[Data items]
----------

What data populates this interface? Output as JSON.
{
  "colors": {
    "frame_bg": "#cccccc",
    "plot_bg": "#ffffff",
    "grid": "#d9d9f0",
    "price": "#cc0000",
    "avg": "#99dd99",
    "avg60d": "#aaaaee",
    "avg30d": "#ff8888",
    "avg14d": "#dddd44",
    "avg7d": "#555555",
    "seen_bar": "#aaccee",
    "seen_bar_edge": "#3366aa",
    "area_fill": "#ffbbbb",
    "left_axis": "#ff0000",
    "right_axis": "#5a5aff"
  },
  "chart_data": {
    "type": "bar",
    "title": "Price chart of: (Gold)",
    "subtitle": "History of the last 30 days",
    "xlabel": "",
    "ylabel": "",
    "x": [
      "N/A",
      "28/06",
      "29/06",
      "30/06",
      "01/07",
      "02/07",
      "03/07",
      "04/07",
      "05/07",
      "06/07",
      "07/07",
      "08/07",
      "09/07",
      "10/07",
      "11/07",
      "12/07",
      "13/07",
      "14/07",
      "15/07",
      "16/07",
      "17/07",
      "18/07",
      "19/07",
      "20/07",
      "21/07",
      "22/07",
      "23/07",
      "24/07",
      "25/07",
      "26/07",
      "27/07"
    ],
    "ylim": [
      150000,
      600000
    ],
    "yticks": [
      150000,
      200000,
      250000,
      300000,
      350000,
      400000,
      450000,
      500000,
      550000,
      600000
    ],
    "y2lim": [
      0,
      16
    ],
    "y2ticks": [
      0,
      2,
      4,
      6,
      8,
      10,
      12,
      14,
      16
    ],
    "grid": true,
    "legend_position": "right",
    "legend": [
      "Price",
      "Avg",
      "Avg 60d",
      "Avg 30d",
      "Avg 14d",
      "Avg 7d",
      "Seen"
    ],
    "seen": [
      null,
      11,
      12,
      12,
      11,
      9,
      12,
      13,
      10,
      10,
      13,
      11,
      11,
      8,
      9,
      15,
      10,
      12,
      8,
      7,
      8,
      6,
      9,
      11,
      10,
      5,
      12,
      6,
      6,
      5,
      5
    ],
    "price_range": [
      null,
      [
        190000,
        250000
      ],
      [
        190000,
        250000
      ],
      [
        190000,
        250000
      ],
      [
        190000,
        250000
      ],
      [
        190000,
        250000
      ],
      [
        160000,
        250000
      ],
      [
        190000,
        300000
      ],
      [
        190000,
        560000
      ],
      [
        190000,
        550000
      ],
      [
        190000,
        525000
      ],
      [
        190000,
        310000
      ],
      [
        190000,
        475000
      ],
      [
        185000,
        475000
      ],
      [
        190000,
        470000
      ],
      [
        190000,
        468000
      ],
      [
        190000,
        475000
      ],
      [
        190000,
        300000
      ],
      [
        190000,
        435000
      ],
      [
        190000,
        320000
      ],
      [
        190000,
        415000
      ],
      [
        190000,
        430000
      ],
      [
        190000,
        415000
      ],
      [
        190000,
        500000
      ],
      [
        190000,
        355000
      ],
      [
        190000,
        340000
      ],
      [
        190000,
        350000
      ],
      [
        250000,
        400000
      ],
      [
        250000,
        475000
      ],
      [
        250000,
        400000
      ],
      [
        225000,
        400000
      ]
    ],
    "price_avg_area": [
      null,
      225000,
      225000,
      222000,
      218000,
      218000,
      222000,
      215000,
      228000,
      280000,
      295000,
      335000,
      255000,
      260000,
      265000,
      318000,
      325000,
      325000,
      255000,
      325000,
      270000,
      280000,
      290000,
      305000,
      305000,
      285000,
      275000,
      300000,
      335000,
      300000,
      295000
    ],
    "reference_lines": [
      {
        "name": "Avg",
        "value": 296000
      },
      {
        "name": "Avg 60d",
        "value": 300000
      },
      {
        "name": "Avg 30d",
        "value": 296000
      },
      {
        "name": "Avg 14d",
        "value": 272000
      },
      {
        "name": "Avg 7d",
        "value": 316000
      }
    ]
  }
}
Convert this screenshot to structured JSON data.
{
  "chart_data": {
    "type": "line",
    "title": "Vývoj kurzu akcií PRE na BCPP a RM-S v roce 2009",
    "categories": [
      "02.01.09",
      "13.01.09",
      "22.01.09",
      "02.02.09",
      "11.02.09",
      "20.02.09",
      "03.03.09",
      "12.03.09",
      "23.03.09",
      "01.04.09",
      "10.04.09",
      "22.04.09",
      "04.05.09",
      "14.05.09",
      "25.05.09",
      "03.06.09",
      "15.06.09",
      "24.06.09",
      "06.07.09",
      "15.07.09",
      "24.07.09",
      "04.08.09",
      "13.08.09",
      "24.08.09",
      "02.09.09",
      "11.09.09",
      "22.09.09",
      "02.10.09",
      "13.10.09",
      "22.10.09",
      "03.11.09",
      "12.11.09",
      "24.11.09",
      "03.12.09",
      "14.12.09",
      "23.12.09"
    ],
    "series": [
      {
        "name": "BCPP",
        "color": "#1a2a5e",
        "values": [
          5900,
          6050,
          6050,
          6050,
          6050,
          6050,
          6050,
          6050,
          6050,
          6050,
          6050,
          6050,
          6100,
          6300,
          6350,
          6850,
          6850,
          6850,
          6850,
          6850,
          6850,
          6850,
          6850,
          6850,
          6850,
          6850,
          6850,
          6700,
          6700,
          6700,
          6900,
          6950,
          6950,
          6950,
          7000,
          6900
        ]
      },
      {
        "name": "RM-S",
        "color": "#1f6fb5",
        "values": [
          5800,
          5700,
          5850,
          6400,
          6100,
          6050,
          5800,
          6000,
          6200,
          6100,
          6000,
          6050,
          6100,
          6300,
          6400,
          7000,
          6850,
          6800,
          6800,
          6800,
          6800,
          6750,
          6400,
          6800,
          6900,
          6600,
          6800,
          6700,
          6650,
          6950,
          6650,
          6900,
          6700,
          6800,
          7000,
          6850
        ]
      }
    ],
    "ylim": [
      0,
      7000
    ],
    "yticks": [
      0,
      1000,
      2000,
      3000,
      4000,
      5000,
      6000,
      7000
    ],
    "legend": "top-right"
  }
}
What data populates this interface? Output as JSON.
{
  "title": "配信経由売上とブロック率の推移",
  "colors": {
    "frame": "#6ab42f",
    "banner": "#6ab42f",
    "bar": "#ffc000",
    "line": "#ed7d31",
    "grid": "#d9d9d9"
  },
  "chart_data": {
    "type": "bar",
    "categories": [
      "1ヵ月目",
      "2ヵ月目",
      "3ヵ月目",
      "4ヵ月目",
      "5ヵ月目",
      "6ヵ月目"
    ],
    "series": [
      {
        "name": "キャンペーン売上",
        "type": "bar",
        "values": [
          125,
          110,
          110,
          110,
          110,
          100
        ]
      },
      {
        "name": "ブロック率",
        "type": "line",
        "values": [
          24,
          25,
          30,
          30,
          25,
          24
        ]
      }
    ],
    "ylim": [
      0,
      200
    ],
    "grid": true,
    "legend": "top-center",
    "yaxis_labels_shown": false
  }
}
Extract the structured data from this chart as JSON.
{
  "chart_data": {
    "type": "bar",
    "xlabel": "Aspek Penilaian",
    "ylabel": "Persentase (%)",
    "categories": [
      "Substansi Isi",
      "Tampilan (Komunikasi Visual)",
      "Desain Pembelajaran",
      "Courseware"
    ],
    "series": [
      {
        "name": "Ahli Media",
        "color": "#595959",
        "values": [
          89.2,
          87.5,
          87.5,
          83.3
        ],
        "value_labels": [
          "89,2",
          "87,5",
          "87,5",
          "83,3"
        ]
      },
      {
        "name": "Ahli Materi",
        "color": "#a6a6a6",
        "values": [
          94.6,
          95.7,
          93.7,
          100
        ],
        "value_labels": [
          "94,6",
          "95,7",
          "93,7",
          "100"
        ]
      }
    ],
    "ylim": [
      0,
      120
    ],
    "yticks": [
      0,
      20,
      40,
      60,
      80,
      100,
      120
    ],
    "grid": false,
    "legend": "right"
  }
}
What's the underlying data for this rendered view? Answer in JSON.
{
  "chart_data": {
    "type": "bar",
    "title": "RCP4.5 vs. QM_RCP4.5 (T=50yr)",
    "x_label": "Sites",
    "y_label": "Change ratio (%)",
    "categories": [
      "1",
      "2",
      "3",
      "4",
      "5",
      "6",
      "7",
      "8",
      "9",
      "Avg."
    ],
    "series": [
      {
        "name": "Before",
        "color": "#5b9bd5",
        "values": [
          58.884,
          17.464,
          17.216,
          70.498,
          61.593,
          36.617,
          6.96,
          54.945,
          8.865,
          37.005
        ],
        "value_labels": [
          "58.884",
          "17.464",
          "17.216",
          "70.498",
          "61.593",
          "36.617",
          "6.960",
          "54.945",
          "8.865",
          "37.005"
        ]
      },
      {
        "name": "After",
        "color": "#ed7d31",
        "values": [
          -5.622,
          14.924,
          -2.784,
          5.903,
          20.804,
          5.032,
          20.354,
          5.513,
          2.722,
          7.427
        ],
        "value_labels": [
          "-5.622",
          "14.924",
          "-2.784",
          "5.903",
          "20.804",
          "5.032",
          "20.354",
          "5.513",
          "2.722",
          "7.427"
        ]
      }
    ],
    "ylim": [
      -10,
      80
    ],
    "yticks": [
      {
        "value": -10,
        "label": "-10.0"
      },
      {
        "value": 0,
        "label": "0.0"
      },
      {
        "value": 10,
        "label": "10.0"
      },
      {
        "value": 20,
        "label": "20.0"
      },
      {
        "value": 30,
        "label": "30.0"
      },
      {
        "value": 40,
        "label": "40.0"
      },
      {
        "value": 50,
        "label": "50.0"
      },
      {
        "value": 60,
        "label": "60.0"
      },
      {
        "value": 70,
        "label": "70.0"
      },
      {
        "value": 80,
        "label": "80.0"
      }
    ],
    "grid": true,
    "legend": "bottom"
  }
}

----------

STATED TASK = From the entries above, pull out each line that includes "false".

RESULT =
    "yaxis_labels_shown": false
    "grid": false,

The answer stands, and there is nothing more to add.